§ Job: Leave out the pictures and copy each record below exactly.
===============
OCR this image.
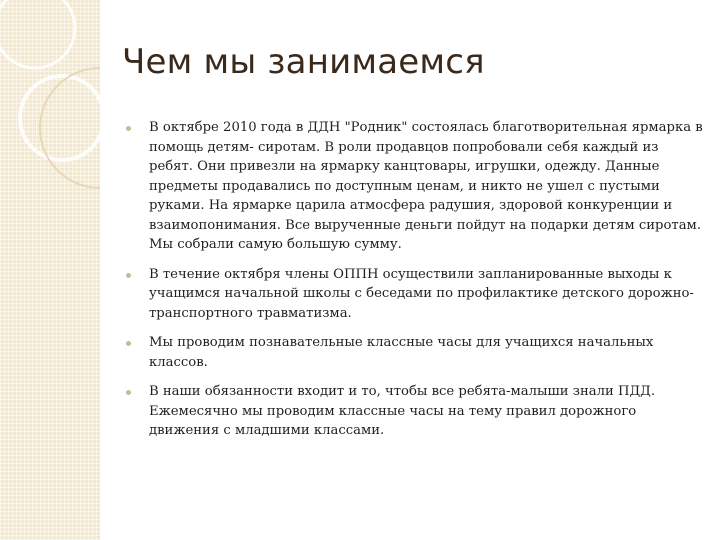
Чем мы занимаемся
В октябре 2010 года в ДДН "Родник" состоялась благотворительная ярмарка в помощь детям- сиротам. В роли продавцов попробовали себя каждый из ребят. Они привезли на ярмарку канцтовары, игрушки, одежду. Данные предметы продавались по доступным ценам, и никто не ушел с пустыми руками. На ярмарке царила атмосфера радушия, здоровой конкуренции и взаимопонимания. Все вырученные деньги пойдут на подарки детям сиротам. Мы собрали самую большую сумму.
В течение октября члены ОППН осуществили запланированные выходы к учащимся начальной школы с беседами по профилактике детского дорожно-транспортного травматизма.
Мы проводим познавательные классные часы для учащихся начальных классов.
В наши обязанности входит и то, чтобы все ребята-малыши знали ПДД. Ежемесячно мы проводим классные часы на тему правил дорожного движения с младшими классами.
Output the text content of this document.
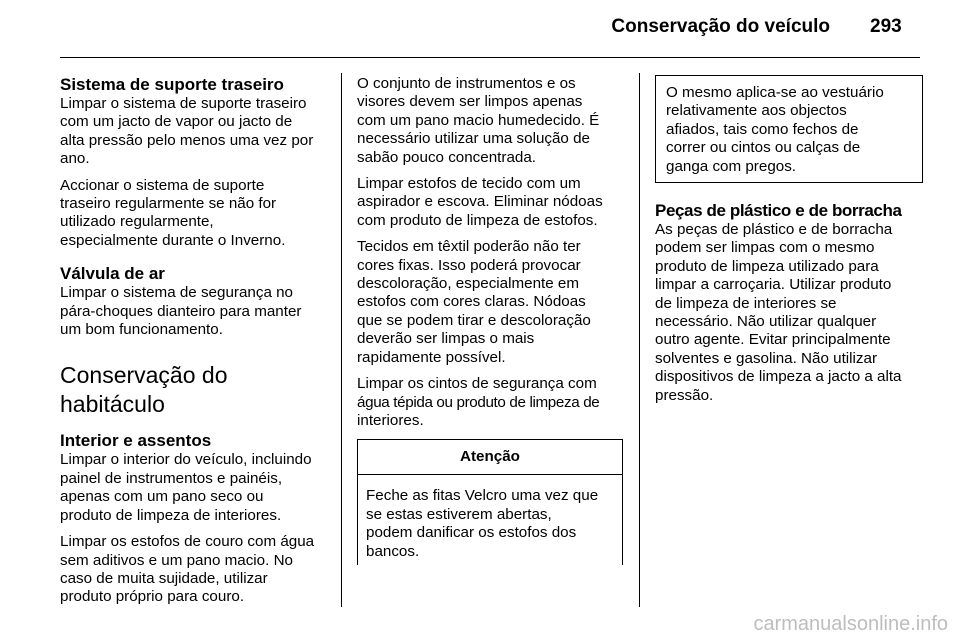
Conservação do veículo 293
Sistema de suporte traseiro

Limpar o sistema de suporte traseiro

com um jacto de vapor ou jacto de

alta pressão pelo menos uma vez por

ano.

Accionar o sistema de suporte

traseiro regularmente se não for

utilizado regularmente,

especialmente durante o Inverno.

Válvula de ar

Limpar o sistema de segurança no

pára-choques dianteiro para manter

um bom funcionamento.

Conservação do
habitáculo
Interior e assentos

Limpar o interior do veículo, incluindo

painel de instrumentos e painéis,

apenas com um pano seco ou

produto de limpeza de interiores.

Limpar os estofos de couro com água

sem aditivos e um pano macio. No

caso de muita sujidade, utilizar

produto próprio para couro.

O conjunto de instrumentos e os

visores devem ser limpos apenas

com um pano macio humedecido. É

necessário utilizar uma solução de

sabão pouco concentrada.

Limpar estofos de tecido com um

aspirador e escova. Eliminar nódoas

com produto de limpeza de estofos.

Tecidos em têxtil poderão não ter

cores fixas. Isso poderá provocar

descoloração, especialmente em

estofos com cores claras. Nódoas

que se podem tirar e descoloração

deverão ser limpas o mais

rapidamente possível.

Limpar os cintos de segurança com

água tépida ou produto de limpeza de

interiores.

Atenção

Feche as fitas Velcro uma vez que

se estas estiverem abertas,

podem danificar os estofos dos

bancos.

O mesmo aplica-se ao vestuário

relativamente aos objectos

afiados, tais como fechos de

correr ou cintos ou calças de

ganga com pregos.

Peças de plástico e de borracha

As peças de plástico e de borracha

podem ser limpas com o mesmo

produto de limpeza utilizado para

limpar a carroçaria. Utilizar produto

de limpeza de interiores se

necessário. Não utilizar qualquer

outro agente. Evitar principalmente

solventes e gasolina. Não utilizar

dispositivos de limpeza a jacto a alta

pressão.

carmanualsonline.info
===============
§ Worked solution:
OCR this image.
Чем мы занимаемся
В октябре 2010 года в ДДН "Родник" состоялась благотворительная ярмарка в помощь детям- сиротам. В роли продавцов попробовали себя каждый из ребят. Они привезли на ярмарку канцтовары, игрушки, одежду. Данные предметы продавались по доступным ценам, и никто не ушел с пустыми руками. На ярмарке царила атмосфера радушия, здоровой конкуренции и взаимопонимания. Все вырученные деньги пойдут на подарки детям сиротам. Мы собрали самую большую сумму.
В течение октября члены ОППН осуществили запланированные выходы к учащимся начальной школы с беседами по профилактике детского дорожно-транспортного травматизма.
Мы проводим познавательные классные часы для учащихся начальных классов.
В наши обязанности входит и то, чтобы все ребята-малыши знали ПДД. Ежемесячно мы проводим классные часы на тему правил дорожного движения с младшими классами.
Output the text content of this document.
Conservação do veículo 293
Sistema de suporte traseiro

Limpar o sistema de suporte traseiro

com um jacto de vapor ou jacto de

alta pressão pelo menos uma vez por

ano.

Accionar o sistema de suporte

traseiro regularmente se não for

utilizado regularmente,

especialmente durante o Inverno.

Válvula de ar

Limpar o sistema de segurança no

pára-choques dianteiro para manter

um bom funcionamento.

Conservação do
habitáculo
Interior e assentos

Limpar o interior do veículo, incluindo

painel de instrumentos e painéis,

apenas com um pano seco ou

produto de limpeza de interiores.

Limpar os estofos de couro com água

sem aditivos e um pano macio. No

caso de muita sujidade, utilizar

produto próprio para couro.

O conjunto de instrumentos e os

visores devem ser limpos apenas

com um pano macio humedecido. É

necessário utilizar uma solução de

sabão pouco concentrada.

Limpar estofos de tecido com um

aspirador e escova. Eliminar nódoas

com produto de limpeza de estofos.

Tecidos em têxtil poderão não ter

cores fixas. Isso poderá provocar

descoloração, especialmente em

estofos com cores claras. Nódoas

que se podem tirar e descoloração

deverão ser limpas o mais

rapidamente possível.

Limpar os cintos de segurança com

água tépida ou produto de limpeza de

interiores.

Atenção

Feche as fitas Velcro uma vez que

se estas estiverem abertas,

podem danificar os estofos dos

bancos.

O mesmo aplica-se ao vestuário

relativamente aos objectos

afiados, tais como fechos de

correr ou cintos ou calças de

ganga com pregos.

Peças de plástico e de borracha

As peças de plástico e de borracha

podem ser limpas com o mesmo

produto de limpeza utilizado para

limpar a carroçaria. Utilizar produto

de limpeza de interiores se

necessário. Não utilizar qualquer

outro agente. Evitar principalmente

solventes e gasolina. Não utilizar

dispositivos de limpeza a jacto a alta

pressão.

carmanualsonline.info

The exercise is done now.